Stored data entries:

>> start

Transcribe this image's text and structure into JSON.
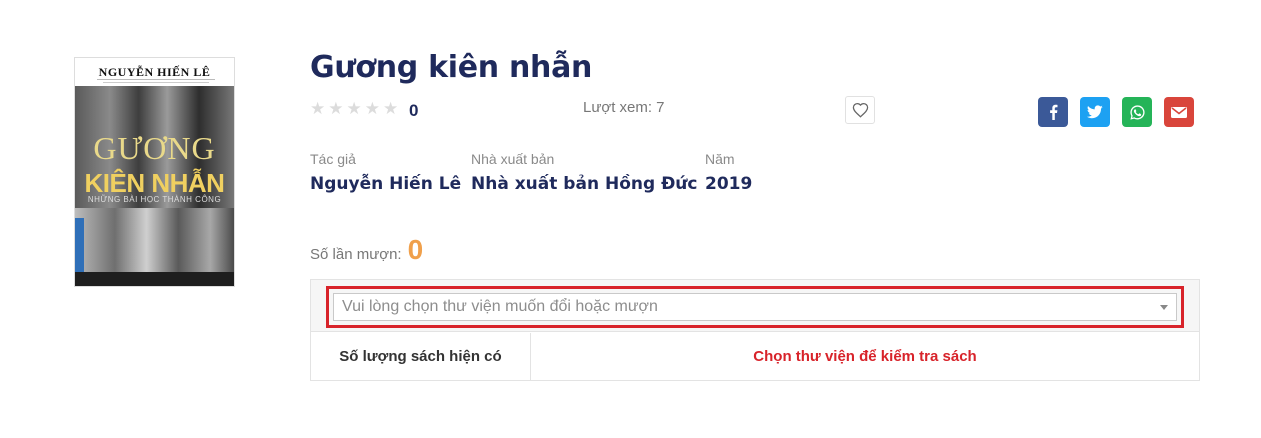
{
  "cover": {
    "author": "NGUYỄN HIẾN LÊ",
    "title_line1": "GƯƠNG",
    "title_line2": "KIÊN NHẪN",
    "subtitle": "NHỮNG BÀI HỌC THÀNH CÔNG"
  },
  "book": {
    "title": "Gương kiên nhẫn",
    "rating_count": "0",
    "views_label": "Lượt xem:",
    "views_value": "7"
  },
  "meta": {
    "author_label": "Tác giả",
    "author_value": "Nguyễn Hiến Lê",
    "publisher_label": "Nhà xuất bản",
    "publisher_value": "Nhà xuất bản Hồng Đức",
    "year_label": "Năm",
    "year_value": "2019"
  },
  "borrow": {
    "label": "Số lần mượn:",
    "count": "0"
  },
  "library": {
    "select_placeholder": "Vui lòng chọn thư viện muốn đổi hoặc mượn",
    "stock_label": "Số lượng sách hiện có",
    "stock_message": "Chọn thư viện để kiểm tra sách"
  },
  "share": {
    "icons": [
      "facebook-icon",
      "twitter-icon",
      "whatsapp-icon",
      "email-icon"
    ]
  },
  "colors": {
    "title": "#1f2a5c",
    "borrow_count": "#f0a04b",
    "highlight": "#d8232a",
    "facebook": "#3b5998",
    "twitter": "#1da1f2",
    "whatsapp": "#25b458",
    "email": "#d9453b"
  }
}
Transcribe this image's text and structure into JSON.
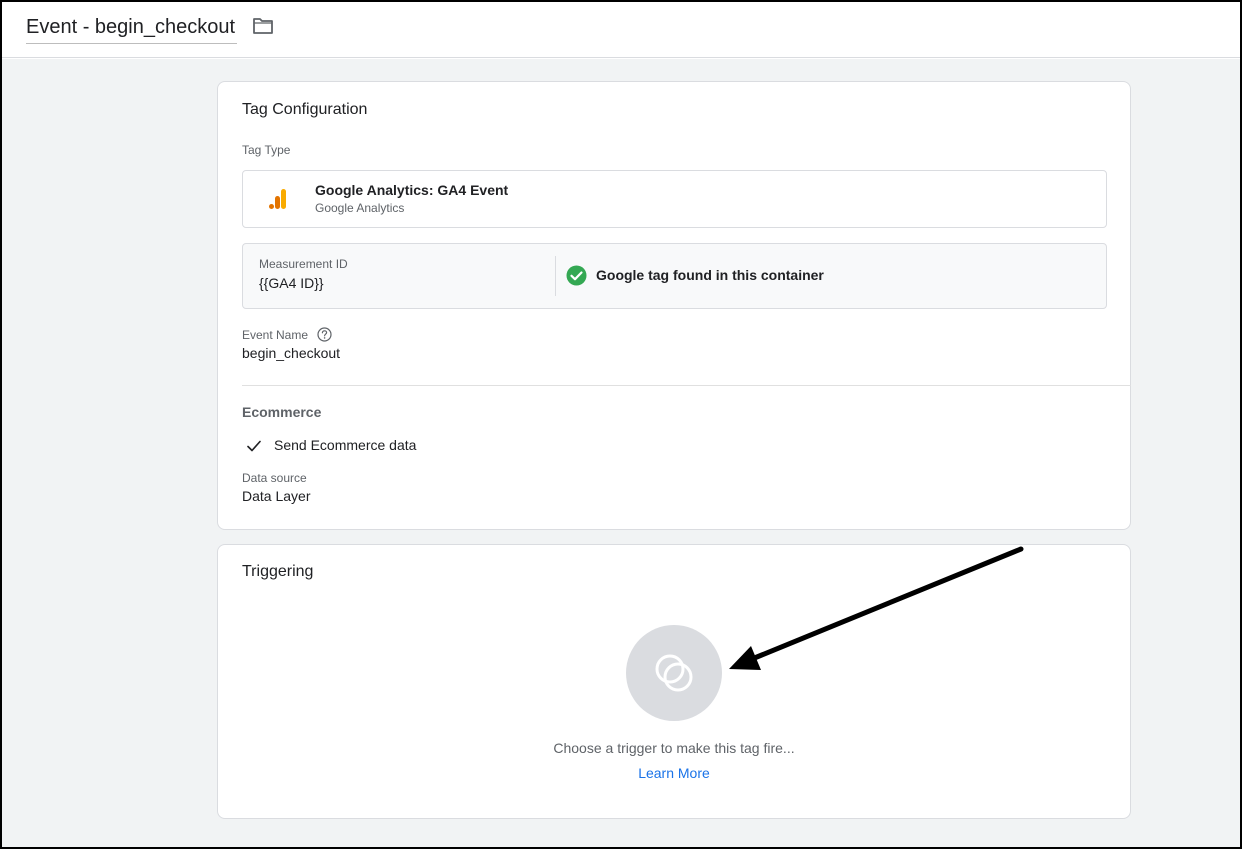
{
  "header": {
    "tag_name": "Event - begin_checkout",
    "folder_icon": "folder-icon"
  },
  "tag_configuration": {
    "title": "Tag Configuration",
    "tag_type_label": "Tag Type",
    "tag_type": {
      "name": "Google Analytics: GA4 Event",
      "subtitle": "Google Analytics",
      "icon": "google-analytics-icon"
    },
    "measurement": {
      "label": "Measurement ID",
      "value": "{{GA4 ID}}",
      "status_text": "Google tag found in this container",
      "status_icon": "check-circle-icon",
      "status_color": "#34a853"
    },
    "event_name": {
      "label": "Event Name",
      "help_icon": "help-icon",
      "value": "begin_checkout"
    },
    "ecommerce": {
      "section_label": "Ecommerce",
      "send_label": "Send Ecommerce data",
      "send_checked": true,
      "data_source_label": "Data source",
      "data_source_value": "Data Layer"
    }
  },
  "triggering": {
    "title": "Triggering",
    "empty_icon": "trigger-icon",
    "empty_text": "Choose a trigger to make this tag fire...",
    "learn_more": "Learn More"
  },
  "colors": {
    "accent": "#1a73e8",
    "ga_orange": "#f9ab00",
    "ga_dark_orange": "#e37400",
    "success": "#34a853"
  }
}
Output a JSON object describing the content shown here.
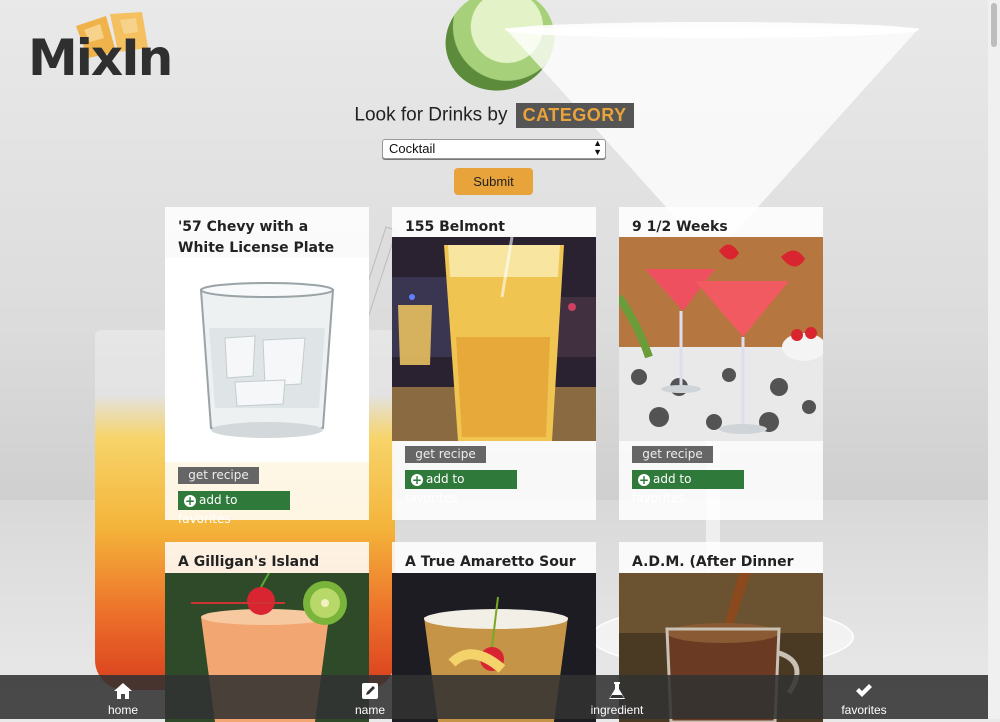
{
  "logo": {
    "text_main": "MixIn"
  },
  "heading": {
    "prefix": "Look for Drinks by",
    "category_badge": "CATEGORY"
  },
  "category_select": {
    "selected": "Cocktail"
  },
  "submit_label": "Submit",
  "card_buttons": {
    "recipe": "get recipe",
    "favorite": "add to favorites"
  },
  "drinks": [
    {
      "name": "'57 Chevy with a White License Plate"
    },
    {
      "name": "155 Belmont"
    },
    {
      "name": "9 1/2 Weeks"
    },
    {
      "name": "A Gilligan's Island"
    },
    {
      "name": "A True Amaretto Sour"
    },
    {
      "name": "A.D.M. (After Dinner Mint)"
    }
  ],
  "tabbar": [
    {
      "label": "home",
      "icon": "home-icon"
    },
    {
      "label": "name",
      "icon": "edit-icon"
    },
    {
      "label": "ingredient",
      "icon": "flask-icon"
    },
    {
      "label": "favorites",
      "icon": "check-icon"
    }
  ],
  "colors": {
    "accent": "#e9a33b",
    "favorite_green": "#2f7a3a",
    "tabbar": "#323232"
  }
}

>> end
>> start

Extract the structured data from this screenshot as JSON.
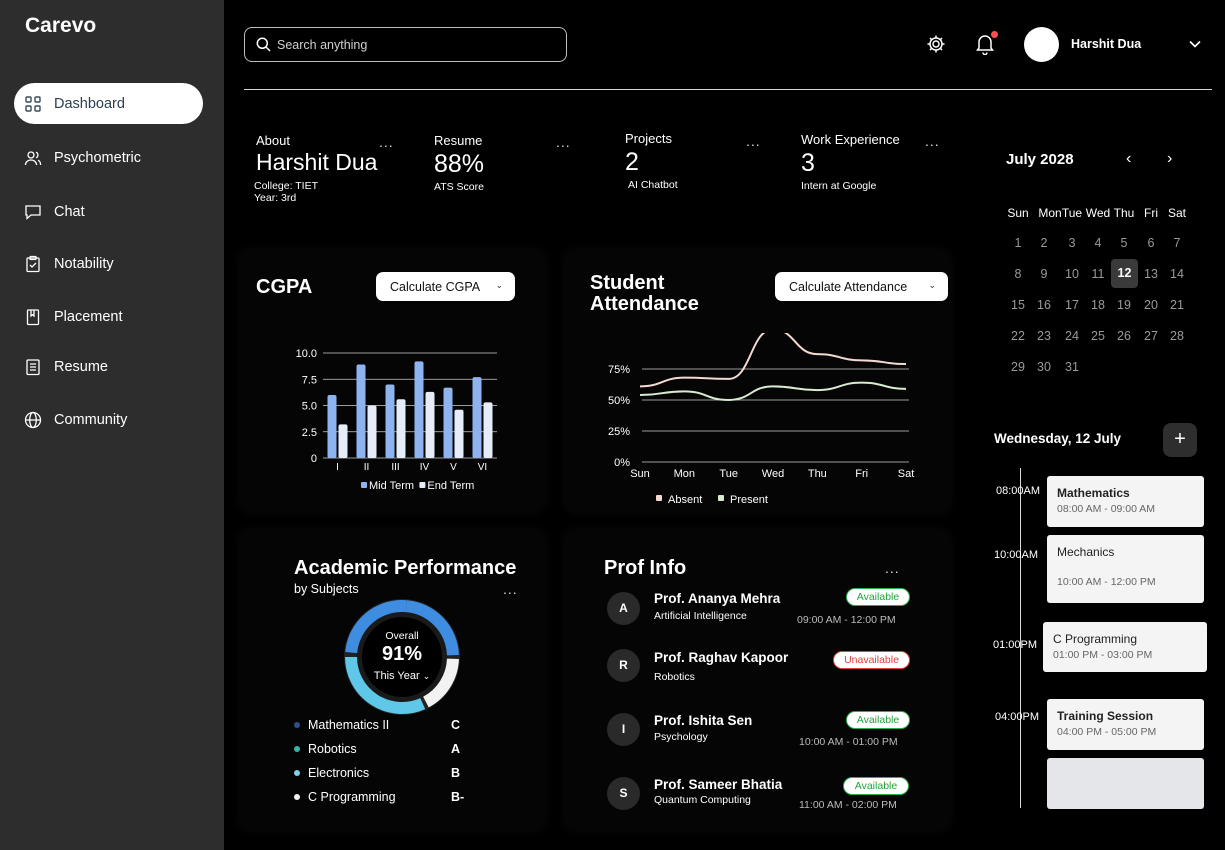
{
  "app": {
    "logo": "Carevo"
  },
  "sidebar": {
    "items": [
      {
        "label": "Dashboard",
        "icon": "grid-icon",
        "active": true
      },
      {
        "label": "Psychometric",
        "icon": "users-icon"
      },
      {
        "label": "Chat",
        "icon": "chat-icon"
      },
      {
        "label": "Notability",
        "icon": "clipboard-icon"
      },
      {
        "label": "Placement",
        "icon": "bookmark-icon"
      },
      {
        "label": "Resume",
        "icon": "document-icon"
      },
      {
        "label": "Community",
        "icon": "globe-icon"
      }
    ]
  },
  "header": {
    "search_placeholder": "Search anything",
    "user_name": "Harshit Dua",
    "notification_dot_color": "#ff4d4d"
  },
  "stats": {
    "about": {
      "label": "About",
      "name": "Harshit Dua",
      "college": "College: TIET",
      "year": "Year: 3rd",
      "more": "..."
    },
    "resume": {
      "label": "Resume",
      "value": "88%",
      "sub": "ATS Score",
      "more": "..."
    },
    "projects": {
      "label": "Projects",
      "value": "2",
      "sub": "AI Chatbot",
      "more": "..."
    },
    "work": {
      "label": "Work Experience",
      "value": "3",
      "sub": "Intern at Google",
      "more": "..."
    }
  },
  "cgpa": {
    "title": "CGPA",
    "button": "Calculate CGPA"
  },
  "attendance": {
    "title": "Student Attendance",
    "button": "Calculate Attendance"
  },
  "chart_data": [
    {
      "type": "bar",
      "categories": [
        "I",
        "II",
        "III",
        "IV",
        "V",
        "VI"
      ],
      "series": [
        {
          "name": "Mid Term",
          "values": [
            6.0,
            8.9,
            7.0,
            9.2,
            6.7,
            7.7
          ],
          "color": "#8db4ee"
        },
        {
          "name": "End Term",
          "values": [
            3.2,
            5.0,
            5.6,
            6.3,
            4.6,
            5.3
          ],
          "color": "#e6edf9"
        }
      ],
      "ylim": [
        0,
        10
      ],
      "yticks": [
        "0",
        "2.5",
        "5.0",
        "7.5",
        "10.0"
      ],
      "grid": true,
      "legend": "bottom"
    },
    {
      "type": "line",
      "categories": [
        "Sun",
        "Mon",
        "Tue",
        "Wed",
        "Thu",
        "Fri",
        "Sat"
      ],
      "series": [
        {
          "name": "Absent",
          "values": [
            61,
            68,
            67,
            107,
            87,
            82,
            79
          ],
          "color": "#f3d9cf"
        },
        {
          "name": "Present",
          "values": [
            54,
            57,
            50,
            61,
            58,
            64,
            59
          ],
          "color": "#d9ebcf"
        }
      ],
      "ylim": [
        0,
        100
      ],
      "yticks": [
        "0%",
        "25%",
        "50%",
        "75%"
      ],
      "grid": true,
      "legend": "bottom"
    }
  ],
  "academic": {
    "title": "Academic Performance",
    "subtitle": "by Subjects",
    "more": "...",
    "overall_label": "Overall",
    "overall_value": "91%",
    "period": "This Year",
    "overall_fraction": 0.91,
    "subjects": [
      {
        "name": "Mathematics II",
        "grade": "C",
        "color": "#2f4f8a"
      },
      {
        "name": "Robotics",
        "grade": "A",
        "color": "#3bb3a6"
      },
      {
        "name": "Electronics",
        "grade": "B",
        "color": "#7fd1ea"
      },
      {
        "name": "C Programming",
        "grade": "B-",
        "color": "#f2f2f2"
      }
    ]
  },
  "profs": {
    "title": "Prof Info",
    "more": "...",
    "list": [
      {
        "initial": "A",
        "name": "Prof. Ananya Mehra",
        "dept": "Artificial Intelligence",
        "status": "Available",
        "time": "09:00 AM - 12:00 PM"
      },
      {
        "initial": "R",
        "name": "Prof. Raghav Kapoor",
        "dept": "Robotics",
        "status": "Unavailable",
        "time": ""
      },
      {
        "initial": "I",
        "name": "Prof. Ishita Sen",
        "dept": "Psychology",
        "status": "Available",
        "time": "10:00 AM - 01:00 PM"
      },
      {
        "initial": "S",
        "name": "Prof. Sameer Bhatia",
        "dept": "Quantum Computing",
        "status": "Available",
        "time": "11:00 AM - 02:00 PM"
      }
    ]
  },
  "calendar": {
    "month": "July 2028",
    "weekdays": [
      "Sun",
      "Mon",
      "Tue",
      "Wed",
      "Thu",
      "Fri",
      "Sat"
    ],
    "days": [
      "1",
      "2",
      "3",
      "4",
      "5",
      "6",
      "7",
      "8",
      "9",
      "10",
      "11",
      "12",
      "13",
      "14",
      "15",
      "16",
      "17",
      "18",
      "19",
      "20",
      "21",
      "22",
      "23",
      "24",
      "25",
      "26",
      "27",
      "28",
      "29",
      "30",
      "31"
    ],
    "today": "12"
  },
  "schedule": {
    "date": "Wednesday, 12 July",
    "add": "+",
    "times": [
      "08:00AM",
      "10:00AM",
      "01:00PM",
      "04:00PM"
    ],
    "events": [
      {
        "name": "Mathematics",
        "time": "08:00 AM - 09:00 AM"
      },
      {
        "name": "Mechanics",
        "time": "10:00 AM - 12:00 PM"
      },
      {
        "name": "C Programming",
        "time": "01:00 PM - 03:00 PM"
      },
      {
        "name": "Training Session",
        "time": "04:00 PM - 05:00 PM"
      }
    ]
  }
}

>> end
>> start

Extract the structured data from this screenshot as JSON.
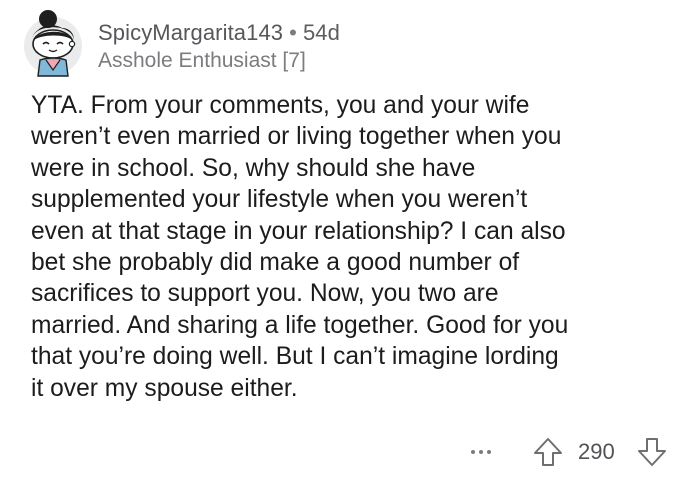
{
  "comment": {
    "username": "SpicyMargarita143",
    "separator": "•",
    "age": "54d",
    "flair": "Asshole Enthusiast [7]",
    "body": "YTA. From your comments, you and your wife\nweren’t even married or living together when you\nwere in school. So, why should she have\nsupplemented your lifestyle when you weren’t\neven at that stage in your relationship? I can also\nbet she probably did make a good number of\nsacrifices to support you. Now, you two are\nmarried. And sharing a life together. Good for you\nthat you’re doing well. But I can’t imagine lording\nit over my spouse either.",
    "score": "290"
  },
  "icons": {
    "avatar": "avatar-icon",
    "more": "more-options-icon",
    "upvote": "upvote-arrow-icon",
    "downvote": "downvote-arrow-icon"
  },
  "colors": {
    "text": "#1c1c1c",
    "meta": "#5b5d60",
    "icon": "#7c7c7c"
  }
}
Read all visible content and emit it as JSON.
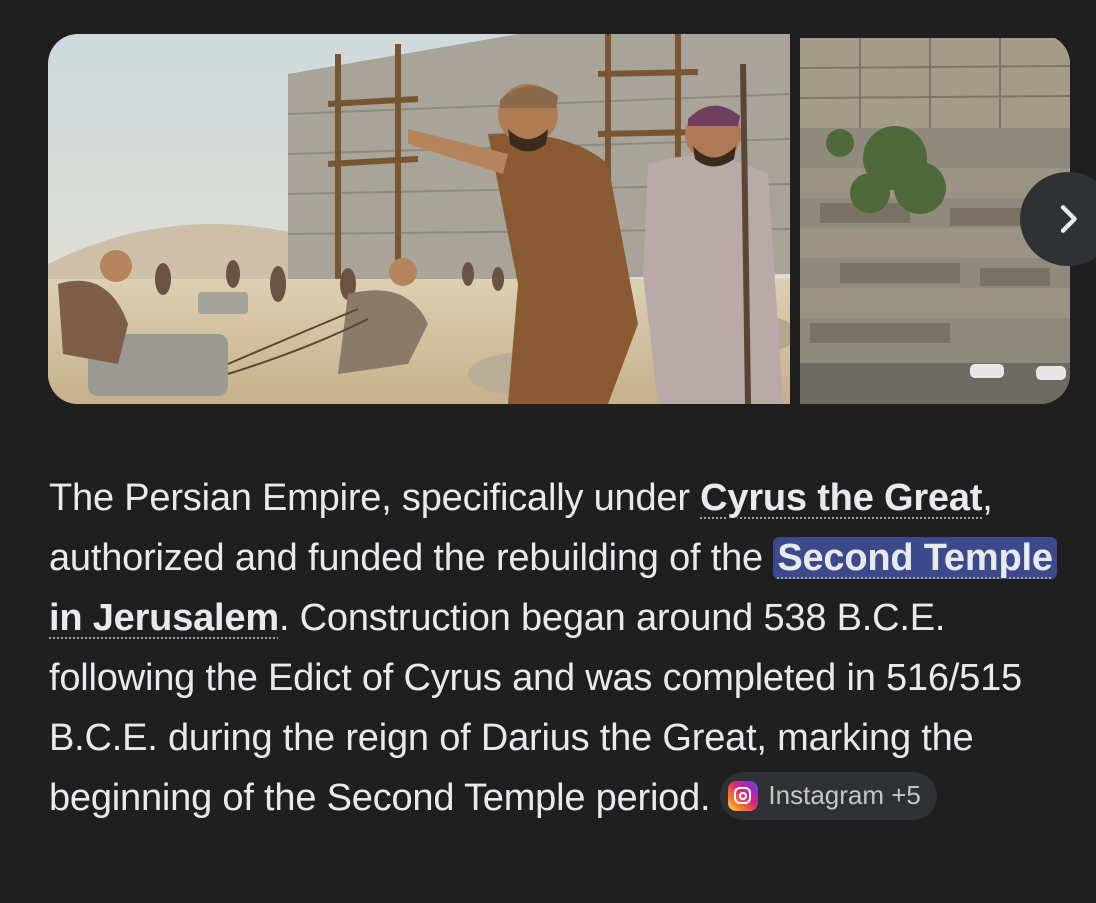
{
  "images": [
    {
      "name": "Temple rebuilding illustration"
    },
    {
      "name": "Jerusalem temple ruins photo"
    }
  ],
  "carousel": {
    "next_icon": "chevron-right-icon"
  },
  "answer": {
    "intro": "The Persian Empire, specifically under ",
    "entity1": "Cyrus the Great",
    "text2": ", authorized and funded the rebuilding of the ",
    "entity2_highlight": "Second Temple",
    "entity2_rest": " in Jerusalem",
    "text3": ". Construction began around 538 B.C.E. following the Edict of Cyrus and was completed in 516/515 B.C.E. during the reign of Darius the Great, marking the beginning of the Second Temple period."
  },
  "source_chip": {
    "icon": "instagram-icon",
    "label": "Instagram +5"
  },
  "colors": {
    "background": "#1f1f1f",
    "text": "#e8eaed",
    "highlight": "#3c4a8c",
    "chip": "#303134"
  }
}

>> end

• Direction:
Check the data for the word "sách" and pull out the lines that have it.

• Exercise output:
    "stock_label": "Số lượng sách hiện có",
    "stock_message": "Chọn thư viện để kiểm tra sách"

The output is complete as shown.